Short exercise>
Copy down all of the data underneath, exactly as shown.

[Extracted records]
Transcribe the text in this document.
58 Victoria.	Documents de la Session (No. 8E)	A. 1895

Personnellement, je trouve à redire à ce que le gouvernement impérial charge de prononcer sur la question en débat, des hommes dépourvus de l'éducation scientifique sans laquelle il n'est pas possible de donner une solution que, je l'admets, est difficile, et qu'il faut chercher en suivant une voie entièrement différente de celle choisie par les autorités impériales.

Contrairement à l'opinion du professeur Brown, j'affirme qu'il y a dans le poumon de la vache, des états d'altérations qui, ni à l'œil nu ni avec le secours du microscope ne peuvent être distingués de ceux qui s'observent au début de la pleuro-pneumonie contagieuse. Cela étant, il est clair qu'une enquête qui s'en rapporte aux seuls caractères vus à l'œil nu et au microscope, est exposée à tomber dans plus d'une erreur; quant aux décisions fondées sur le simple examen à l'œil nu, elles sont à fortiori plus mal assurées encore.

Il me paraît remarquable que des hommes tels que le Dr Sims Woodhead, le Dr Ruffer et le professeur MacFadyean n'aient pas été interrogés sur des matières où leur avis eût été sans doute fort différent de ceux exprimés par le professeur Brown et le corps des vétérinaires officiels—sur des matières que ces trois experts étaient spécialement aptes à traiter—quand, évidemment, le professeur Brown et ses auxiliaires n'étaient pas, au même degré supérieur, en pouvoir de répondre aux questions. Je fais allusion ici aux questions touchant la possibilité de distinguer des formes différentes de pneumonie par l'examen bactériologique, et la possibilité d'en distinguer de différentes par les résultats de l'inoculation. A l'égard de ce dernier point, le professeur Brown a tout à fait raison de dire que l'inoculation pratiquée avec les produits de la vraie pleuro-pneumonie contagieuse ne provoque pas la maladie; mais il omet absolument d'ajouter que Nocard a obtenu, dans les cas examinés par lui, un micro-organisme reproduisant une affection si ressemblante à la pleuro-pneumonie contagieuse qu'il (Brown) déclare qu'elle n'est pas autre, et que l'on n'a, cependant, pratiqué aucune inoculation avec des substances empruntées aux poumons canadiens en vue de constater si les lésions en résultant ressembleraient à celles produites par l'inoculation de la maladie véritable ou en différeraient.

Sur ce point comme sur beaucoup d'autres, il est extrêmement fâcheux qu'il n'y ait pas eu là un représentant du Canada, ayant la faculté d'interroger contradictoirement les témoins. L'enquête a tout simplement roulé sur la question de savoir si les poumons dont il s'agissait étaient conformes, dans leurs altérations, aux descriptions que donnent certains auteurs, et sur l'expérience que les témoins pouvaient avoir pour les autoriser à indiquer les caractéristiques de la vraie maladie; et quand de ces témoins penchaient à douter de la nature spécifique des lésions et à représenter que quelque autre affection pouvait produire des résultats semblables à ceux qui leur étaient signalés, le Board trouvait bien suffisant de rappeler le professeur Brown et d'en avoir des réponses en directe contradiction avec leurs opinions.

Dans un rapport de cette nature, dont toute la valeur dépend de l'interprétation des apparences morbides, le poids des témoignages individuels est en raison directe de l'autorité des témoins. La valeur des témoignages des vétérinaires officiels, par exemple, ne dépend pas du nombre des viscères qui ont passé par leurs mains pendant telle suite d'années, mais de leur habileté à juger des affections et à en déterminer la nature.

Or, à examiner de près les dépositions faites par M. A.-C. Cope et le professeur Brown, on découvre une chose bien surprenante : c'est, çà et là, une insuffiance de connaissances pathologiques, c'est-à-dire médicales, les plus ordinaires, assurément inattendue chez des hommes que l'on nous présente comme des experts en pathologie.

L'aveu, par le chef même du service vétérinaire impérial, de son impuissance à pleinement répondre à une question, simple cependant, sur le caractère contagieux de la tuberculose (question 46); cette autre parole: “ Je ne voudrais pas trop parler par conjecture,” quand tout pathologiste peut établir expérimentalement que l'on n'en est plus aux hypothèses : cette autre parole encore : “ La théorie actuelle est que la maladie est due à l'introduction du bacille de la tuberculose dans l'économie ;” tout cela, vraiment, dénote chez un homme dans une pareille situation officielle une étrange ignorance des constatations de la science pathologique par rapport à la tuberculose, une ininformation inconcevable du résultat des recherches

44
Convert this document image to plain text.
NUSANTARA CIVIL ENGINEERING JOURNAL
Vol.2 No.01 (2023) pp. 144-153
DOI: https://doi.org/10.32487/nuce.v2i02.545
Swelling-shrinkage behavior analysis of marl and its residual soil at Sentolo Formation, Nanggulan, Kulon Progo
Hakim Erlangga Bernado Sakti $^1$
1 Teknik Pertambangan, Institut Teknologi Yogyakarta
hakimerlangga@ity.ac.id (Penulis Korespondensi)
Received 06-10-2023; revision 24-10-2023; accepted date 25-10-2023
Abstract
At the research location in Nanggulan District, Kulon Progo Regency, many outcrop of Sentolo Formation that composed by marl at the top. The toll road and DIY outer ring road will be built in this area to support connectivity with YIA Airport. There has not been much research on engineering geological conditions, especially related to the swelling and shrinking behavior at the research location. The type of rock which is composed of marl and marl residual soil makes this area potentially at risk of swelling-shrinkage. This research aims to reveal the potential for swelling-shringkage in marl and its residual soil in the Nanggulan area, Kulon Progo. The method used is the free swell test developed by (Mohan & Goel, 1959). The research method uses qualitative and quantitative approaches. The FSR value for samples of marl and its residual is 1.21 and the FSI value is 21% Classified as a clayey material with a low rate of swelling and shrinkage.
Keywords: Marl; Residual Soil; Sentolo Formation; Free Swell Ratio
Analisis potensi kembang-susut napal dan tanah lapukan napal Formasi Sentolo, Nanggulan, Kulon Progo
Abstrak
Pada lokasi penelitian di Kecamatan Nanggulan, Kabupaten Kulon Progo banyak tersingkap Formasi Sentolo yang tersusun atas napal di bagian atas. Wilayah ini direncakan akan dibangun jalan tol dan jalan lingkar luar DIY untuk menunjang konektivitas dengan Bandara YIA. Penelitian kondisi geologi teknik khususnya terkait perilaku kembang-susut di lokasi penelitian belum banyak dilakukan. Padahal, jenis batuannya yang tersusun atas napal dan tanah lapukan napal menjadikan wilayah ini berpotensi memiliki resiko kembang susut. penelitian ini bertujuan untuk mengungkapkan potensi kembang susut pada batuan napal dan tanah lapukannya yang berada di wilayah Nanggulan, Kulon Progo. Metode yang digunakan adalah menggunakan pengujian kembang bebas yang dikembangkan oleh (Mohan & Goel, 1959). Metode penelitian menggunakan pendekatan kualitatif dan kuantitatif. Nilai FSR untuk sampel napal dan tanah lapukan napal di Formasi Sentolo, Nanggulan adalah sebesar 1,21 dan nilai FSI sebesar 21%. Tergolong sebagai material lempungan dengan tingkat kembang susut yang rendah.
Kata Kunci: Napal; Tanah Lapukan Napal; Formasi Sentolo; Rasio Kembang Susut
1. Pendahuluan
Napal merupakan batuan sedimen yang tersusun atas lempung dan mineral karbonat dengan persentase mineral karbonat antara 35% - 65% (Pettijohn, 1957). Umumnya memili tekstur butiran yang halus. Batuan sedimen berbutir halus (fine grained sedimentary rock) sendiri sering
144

Problem solution>
Transcribe the text in this document.
58 Victoria.	Documents de la Session (No. 8E)	A. 1895

Personnellement, je trouve à redire à ce que le gouvernement impérial charge de prononcer sur la question en débat, des hommes dépourvus de l'éducation scientifique sans laquelle il n'est pas possible de donner une solution que, je l'admets, est difficile, et qu'il faut chercher en suivant une voie entièrement différente de celle choisie par les autorités impériales.

Contrairement à l'opinion du professeur Brown, j'affirme qu'il y a dans le poumon de la vache, des états d'altérations qui, ni à l'œil nu ni avec le secours du microscope ne peuvent être distingués de ceux qui s'observent au début de la pleuro-pneumonie contagieuse. Cela étant, il est clair qu'une enquête qui s'en rapporte aux seuls caractères vus à l'œil nu et au microscope, est exposée à tomber dans plus d'une erreur; quant aux décisions fondées sur le simple examen à l'œil nu, elles sont à fortiori plus mal assurées encore.

Il me paraît remarquable que des hommes tels que le Dr Sims Woodhead, le Dr Ruffer et le professeur MacFadyean n'aient pas été interrogés sur des matières où leur avis eût été sans doute fort différent de ceux exprimés par le professeur Brown et le corps des vétérinaires officiels—sur des matières que ces trois experts étaient spécialement aptes à traiter—quand, évidemment, le professeur Brown et ses auxiliaires n'étaient pas, au même degré supérieur, en pouvoir de répondre aux questions. Je fais allusion ici aux questions touchant la possibilité de distinguer des formes différentes de pneumonie par l'examen bactériologique, et la possibilité d'en distinguer de différentes par les résultats de l'inoculation. A l'égard de ce dernier point, le professeur Brown a tout à fait raison de dire que l'inoculation pratiquée avec les produits de la vraie pleuro-pneumonie contagieuse ne provoque pas la maladie; mais il omet absolument d'ajouter que Nocard a obtenu, dans les cas examinés par lui, un micro-organisme reproduisant une affection si ressemblante à la pleuro-pneumonie contagieuse qu'il (Brown) déclare qu'elle n'est pas autre, et que l'on n'a, cependant, pratiqué aucune inoculation avec des substances empruntées aux poumons canadiens en vue de constater si les lésions en résultant ressembleraient à celles produites par l'inoculation de la maladie véritable ou en différeraient.

Sur ce point comme sur beaucoup d'autres, il est extrêmement fâcheux qu'il n'y ait pas eu là un représentant du Canada, ayant la faculté d'interroger contradictoirement les témoins. L'enquête a tout simplement roulé sur la question de savoir si les poumons dont il s'agissait étaient conformes, dans leurs altérations, aux descriptions que donnent certains auteurs, et sur l'expérience que les témoins pouvaient avoir pour les autoriser à indiquer les caractéristiques de la vraie maladie; et quand de ces témoins penchaient à douter de la nature spécifique des lésions et à représenter que quelque autre affection pouvait produire des résultats semblables à ceux qui leur étaient signalés, le Board trouvait bien suffisant de rappeler le professeur Brown et d'en avoir des réponses en directe contradiction avec leurs opinions.

Dans un rapport de cette nature, dont toute la valeur dépend de l'interprétation des apparences morbides, le poids des témoignages individuels est en raison directe de l'autorité des témoins. La valeur des témoignages des vétérinaires officiels, par exemple, ne dépend pas du nombre des viscères qui ont passé par leurs mains pendant telle suite d'années, mais de leur habileté à juger des affections et à en déterminer la nature.

Or, à examiner de près les dépositions faites par M. A.-C. Cope et le professeur Brown, on découvre une chose bien surprenante : c'est, çà et là, une insuffiance de connaissances pathologiques, c'est-à-dire médicales, les plus ordinaires, assurément inattendue chez des hommes que l'on nous présente comme des experts en pathologie.

L'aveu, par le chef même du service vétérinaire impérial, de son impuissance à pleinement répondre à une question, simple cependant, sur le caractère contagieux de la tuberculose (question 46); cette autre parole: “ Je ne voudrais pas trop parler par conjecture,” quand tout pathologiste peut établir expérimentalement que l'on n'en est plus aux hypothèses : cette autre parole encore : “ La théorie actuelle est que la maladie est due à l'introduction du bacille de la tuberculose dans l'économie ;” tout cela, vraiment, dénote chez un homme dans une pareille situation officielle une étrange ignorance des constatations de la science pathologique par rapport à la tuberculose, une ininformation inconcevable du résultat des recherches

44
Convert this document image to plain text.
NUSANTARA CIVIL ENGINEERING JOURNAL
Vol.2 No.01 (2023) pp. 144-153
DOI: https://doi.org/10.32487/nuce.v2i02.545
Swelling-shrinkage behavior analysis of marl and its residual soil at Sentolo Formation, Nanggulan, Kulon Progo
Hakim Erlangga Bernado Sakti $^1$
1 Teknik Pertambangan, Institut Teknologi Yogyakarta
hakimerlangga@ity.ac.id (Penulis Korespondensi)
Received 06-10-2023; revision 24-10-2023; accepted date 25-10-2023
Abstract
At the research location in Nanggulan District, Kulon Progo Regency, many outcrop of Sentolo Formation that composed by marl at the top. The toll road and DIY outer ring road will be built in this area to support connectivity with YIA Airport. There has not been much research on engineering geological conditions, especially related to the swelling and shrinking behavior at the research location. The type of rock which is composed of marl and marl residual soil makes this area potentially at risk of swelling-shrinkage. This research aims to reveal the potential for swelling-shringkage in marl and its residual soil in the Nanggulan area, Kulon Progo. The method used is the free swell test developed by (Mohan & Goel, 1959). The research method uses qualitative and quantitative approaches. The FSR value for samples of marl and its residual is 1.21 and the FSI value is 21% Classified as a clayey material with a low rate of swelling and shrinkage.
Keywords: Marl; Residual Soil; Sentolo Formation; Free Swell Ratio
Analisis potensi kembang-susut napal dan tanah lapukan napal Formasi Sentolo, Nanggulan, Kulon Progo
Abstrak
Pada lokasi penelitian di Kecamatan Nanggulan, Kabupaten Kulon Progo banyak tersingkap Formasi Sentolo yang tersusun atas napal di bagian atas. Wilayah ini direncakan akan dibangun jalan tol dan jalan lingkar luar DIY untuk menunjang konektivitas dengan Bandara YIA. Penelitian kondisi geologi teknik khususnya terkait perilaku kembang-susut di lokasi penelitian belum banyak dilakukan. Padahal, jenis batuannya yang tersusun atas napal dan tanah lapukan napal menjadikan wilayah ini berpotensi memiliki resiko kembang susut. penelitian ini bertujuan untuk mengungkapkan potensi kembang susut pada batuan napal dan tanah lapukannya yang berada di wilayah Nanggulan, Kulon Progo. Metode yang digunakan adalah menggunakan pengujian kembang bebas yang dikembangkan oleh (Mohan & Goel, 1959). Metode penelitian menggunakan pendekatan kualitatif dan kuantitatif. Nilai FSR untuk sampel napal dan tanah lapukan napal di Formasi Sentolo, Nanggulan adalah sebesar 1,21 dan nilai FSI sebesar 21%. Tergolong sebagai material lempungan dengan tingkat kembang susut yang rendah.
Kata Kunci: Napal; Tanah Lapukan Napal; Formasi Sentolo; Rasio Kembang Susut
1. Pendahuluan
Napal merupakan batuan sedimen yang tersusun atas lempung dan mineral karbonat dengan persentase mineral karbonat antara 35% - 65% (Pettijohn, 1957). Umumnya memili tekstur butiran yang halus. Batuan sedimen berbutir halus (fine grained sedimentary rock) sendiri sering
144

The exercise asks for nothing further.